▼

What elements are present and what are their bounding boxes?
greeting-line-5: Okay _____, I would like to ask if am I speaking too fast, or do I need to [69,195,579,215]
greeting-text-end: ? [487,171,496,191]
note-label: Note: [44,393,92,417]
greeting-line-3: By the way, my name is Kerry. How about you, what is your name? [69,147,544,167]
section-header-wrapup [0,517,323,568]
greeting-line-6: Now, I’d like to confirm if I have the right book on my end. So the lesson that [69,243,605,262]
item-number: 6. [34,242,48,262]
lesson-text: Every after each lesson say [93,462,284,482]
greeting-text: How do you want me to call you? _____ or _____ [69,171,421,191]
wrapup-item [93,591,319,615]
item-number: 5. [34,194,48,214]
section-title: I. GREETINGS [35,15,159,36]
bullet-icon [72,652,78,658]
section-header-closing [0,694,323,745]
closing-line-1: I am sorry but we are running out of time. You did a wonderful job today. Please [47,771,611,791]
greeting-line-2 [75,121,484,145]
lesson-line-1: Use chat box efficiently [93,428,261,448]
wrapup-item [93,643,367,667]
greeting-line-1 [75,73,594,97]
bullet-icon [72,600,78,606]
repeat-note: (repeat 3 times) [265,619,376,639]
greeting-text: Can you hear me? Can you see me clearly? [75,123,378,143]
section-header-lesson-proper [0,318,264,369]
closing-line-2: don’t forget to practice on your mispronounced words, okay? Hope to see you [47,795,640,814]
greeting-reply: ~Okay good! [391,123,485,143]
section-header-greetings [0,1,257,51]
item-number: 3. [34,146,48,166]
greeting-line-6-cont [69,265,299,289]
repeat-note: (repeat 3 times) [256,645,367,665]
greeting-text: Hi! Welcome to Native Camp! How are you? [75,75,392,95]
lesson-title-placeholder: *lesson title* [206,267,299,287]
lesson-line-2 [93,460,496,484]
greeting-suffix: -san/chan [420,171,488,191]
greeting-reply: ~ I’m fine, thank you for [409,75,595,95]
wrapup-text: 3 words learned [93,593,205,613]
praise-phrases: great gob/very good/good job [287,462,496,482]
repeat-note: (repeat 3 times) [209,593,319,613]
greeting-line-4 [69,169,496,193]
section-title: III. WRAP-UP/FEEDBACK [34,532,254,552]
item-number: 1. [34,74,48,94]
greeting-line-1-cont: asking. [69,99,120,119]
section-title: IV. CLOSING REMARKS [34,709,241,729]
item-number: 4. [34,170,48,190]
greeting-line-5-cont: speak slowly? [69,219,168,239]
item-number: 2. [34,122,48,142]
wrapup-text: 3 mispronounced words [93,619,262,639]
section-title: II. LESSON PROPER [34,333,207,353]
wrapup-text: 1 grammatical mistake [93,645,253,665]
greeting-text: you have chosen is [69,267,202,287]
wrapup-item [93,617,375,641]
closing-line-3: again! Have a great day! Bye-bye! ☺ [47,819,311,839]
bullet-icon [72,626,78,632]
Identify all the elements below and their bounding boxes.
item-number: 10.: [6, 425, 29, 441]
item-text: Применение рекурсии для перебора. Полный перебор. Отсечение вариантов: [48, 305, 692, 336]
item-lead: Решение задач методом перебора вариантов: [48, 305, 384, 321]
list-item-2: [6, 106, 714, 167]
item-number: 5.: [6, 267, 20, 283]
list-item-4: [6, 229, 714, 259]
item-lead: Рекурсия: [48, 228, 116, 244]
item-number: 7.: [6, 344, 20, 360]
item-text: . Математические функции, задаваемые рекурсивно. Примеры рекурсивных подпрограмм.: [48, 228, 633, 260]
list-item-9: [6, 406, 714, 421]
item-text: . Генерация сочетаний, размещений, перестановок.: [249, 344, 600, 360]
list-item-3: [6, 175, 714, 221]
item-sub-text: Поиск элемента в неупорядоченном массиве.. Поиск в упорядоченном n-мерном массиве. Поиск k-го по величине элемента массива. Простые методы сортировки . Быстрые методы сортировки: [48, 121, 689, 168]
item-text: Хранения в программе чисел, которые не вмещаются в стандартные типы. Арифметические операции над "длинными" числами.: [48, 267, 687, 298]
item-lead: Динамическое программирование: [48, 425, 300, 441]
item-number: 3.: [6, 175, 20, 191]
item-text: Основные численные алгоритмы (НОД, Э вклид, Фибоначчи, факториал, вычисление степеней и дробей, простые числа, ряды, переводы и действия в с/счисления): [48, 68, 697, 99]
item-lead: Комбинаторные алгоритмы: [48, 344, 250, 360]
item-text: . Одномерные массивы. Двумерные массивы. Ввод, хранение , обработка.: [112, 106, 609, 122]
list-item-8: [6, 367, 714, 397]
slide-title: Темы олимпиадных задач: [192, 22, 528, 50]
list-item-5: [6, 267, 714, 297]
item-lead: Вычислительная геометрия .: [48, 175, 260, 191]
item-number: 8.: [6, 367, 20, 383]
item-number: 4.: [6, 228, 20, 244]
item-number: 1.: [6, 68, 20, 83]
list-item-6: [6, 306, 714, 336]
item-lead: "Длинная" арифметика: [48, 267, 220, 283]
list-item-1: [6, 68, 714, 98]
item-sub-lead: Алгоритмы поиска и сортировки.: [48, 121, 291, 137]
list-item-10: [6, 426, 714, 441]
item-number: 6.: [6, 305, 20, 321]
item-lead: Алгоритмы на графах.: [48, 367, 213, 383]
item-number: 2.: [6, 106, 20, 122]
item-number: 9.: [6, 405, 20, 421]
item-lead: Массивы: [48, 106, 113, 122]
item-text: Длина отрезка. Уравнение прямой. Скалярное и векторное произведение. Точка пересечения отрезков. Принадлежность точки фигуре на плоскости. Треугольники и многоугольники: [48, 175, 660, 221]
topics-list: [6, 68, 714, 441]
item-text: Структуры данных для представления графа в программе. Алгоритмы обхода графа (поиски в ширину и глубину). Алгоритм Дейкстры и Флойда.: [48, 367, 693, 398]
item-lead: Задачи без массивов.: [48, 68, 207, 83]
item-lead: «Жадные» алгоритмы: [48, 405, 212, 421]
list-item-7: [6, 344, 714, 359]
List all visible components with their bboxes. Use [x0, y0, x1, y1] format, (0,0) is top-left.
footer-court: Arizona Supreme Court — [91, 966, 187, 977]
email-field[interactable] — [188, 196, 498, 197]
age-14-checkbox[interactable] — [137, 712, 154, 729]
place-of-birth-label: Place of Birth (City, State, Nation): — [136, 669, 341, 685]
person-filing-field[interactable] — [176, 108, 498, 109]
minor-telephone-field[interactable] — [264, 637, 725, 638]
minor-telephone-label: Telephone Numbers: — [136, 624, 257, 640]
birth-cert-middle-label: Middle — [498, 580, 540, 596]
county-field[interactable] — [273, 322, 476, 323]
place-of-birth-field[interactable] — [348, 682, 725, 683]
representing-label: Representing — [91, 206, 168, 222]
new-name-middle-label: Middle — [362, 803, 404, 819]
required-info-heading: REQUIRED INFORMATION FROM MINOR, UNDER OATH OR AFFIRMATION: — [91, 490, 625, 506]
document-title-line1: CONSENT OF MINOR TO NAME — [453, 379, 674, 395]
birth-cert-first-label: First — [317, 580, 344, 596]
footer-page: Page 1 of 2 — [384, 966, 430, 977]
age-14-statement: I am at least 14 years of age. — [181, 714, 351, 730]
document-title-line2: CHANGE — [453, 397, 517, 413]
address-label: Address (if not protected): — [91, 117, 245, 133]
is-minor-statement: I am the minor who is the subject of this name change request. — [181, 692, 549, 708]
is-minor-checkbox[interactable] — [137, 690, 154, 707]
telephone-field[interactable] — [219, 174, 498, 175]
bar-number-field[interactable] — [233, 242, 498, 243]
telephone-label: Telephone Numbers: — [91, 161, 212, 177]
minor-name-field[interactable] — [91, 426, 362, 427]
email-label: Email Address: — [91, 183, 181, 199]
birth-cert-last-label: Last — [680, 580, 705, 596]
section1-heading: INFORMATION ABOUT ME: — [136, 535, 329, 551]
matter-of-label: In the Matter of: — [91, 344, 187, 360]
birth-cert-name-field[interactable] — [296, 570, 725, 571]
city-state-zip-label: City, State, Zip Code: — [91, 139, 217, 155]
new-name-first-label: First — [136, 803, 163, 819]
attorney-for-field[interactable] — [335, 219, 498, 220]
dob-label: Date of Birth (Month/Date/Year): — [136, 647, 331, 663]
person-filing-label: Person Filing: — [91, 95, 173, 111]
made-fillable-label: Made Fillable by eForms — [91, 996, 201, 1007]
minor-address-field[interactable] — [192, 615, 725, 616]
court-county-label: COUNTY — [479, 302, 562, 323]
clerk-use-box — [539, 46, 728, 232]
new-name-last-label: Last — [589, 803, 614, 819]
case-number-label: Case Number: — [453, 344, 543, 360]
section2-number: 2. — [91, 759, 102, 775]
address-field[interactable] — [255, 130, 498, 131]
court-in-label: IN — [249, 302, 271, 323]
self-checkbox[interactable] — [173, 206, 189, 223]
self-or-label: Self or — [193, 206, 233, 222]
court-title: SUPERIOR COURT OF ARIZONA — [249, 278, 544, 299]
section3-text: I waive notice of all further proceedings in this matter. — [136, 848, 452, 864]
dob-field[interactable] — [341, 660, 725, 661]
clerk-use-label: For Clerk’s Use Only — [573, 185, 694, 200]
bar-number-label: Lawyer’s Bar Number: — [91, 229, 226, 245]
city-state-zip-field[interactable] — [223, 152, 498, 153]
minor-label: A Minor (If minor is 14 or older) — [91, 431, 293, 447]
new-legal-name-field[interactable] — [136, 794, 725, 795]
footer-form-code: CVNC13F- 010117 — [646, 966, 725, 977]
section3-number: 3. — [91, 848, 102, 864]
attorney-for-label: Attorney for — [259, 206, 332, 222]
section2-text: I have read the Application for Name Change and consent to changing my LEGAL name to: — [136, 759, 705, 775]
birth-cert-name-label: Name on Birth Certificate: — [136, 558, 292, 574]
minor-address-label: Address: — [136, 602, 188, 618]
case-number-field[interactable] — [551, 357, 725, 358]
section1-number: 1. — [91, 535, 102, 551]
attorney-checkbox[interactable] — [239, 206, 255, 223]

▲

AIM OF THE EXERCISE -
Rewrite the records from the start through the line that contains "section-header-closing [0,694,323,745]", changing "book" to "textbook" and keeping everything else the same.

EXPECTED ANSWER -
What elements are present and what are their bounding boxes?
greeting-line-5: Okay _____, I would like to ask if am I speaking too fast, or do I need to [69,195,579,215]
greeting-text-end: ? [487,171,496,191]
note-label: Note: [44,393,92,417]
greeting-line-3: By the way, my name is Kerry. How about you, what is your name? [69,147,544,167]
section-header-wrapup [0,517,323,568]
greeting-line-6: Now, I’d like to confirm if I have the right textbook on my end. So the lesson that [69,243,605,262]
item-number: 6. [34,242,48,262]
lesson-text: Every after each lesson say [93,462,284,482]
greeting-text: How do you want me to call you? _____ or _____ [69,171,421,191]
wrapup-item [93,591,319,615]
item-number: 5. [34,194,48,214]
section-title: I. GREETINGS [35,15,159,36]
bullet-icon [72,652,78,658]
section-header-closing [0,694,323,745]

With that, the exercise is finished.